**Given instruction a**:
Reproduce the text below on Angola's sexual conduct law word for word.

━━━ Quoted passage ━━━

Angola – Sexual Conduct Law
Criminal provisions, punishments, and historical context. For informational purposes only; not legal advice. Laws may change—verify with current official sources.
Overview
Angola's sexual conduct law underwent a fundamental transformation with the enactment of the Código Penal de Angola (Penal Code, Lei n.º 38/20), which came into force on 11 February 2021. This replaced the colonial-era Portuguese Penal Code of 1886 that had remained largely operative for over 130 years after independence (1975). The 2021 reform was one of the most significant legal overhauls in Angolan history, introducing modern definitions of sexual crimes, eliminating colonial-era provisions, and—most notably for international attention— decriminalising consensual same-sex activity.
Angola's legal system is based on the Portuguese civil law (Romano-Germanic) tradition, inherited from 500 years of colonial rule. Alongside the Penal Code, the Lei Contra o Tráfico de Pessoas (Anti-Trafficking Law, Lei n.º 3/14) and the Lei sobre a Violência Doméstica (Domestic Violence Law, Lei n.º 25/11) form the core framework for sexual and gender-based violence legislation.

━━━ Excerpted data ━━━

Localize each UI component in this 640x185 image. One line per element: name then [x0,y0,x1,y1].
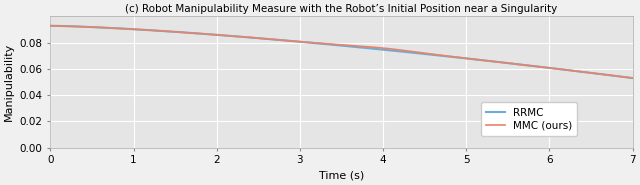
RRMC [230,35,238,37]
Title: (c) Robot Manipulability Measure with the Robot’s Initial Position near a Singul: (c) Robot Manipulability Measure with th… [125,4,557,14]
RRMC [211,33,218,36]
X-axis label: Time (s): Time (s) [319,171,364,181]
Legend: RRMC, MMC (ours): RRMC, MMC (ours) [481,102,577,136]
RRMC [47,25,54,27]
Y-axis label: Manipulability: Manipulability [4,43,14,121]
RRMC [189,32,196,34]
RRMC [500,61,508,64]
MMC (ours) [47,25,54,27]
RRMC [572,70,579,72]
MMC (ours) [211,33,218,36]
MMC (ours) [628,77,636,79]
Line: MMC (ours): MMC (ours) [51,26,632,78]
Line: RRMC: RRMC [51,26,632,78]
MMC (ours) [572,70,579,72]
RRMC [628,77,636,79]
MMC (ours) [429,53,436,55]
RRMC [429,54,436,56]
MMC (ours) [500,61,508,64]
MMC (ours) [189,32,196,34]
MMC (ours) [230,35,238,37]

━━━

**Given instruction b**:
In the listing above, write out the lines between the one holding "RRMC [230,35,238,37]" and the one holding "Legend: RRMC, MMC", inclusive. Give only those lines.

**Task answer a**:
Angola – Sexual Conduct Law
Criminal provisions, punishments, and historical context. For informational purposes only; not legal advice. Laws may change—verify with current official sources.
Overview
Angola's sexual conduct law underwent a fundamental transformation with the enactment of the Código Penal de Angola (Penal Code, Lei n.º 38/20), which came into force on 11 February 2021. This replaced the colonial-era Portuguese Penal Code of 1886 that had remained largely operative for over 130 years after independence (1975). The 2021 reform was one of the most significant legal overhauls in Angolan history, introducing modern definitions of sexual crimes, eliminating colonial-era provisions, and—most notably for international attention— decriminalising consensual same-sex activity.
Angola's legal system is based on the Portuguese civil law (Romano-Germanic) tradition, inherited from 500 years of colonial rule. Alongside the Penal Code, the Lei Contra o Tráfico de Pessoas (Anti-Trafficking Law, Lei n.º 3/14) and the Lei sobre a Violência Doméstica (Domestic Violence Law, Lei n.º 25/11) form the core framework for sexual and gender-based violence legislation.

**Task answer b**:
RRMC [230,35,238,37]
Title: (c) Robot Manipulability Measure with the Robot’s Initial Position near a Singul: (c) Robot Manipulability Measure with th… [125,4,557,14]
RRMC [211,33,218,36]
X-axis label: Time (s): Time (s) [319,171,364,181]
Legend: RRMC, MMC (ours): RRMC, MMC (ours) [481,102,577,136]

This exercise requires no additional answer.